**Task description**
Filter the records for lines holding the string "Caribbean".

**Record excerpts**
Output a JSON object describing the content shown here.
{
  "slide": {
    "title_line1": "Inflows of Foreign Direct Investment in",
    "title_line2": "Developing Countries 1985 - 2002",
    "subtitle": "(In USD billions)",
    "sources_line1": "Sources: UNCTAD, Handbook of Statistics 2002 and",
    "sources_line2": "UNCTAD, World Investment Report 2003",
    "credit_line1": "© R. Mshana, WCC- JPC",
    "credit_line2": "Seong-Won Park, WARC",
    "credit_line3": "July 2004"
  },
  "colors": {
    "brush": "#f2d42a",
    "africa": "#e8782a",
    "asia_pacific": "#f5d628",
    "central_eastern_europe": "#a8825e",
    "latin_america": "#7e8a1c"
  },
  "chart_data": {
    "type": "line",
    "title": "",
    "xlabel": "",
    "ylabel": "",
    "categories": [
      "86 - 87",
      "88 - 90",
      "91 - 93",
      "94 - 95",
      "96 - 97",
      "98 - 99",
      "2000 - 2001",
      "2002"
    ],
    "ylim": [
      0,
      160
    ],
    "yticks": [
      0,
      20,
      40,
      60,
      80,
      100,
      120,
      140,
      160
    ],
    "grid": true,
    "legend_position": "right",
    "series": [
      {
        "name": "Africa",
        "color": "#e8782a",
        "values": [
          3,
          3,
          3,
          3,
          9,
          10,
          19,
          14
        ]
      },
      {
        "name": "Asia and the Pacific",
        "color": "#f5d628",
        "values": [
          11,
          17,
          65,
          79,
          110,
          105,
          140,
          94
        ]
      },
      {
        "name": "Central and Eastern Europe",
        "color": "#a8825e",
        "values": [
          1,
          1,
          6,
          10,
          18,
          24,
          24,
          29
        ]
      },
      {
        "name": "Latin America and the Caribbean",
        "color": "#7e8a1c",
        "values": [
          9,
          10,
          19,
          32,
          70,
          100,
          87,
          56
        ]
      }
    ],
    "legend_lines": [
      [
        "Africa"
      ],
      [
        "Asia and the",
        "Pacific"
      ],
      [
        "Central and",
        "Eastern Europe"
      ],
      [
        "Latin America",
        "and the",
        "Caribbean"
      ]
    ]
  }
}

**Complete output**
        "name": "Latin America and the Caribbean",
        "Caribbean"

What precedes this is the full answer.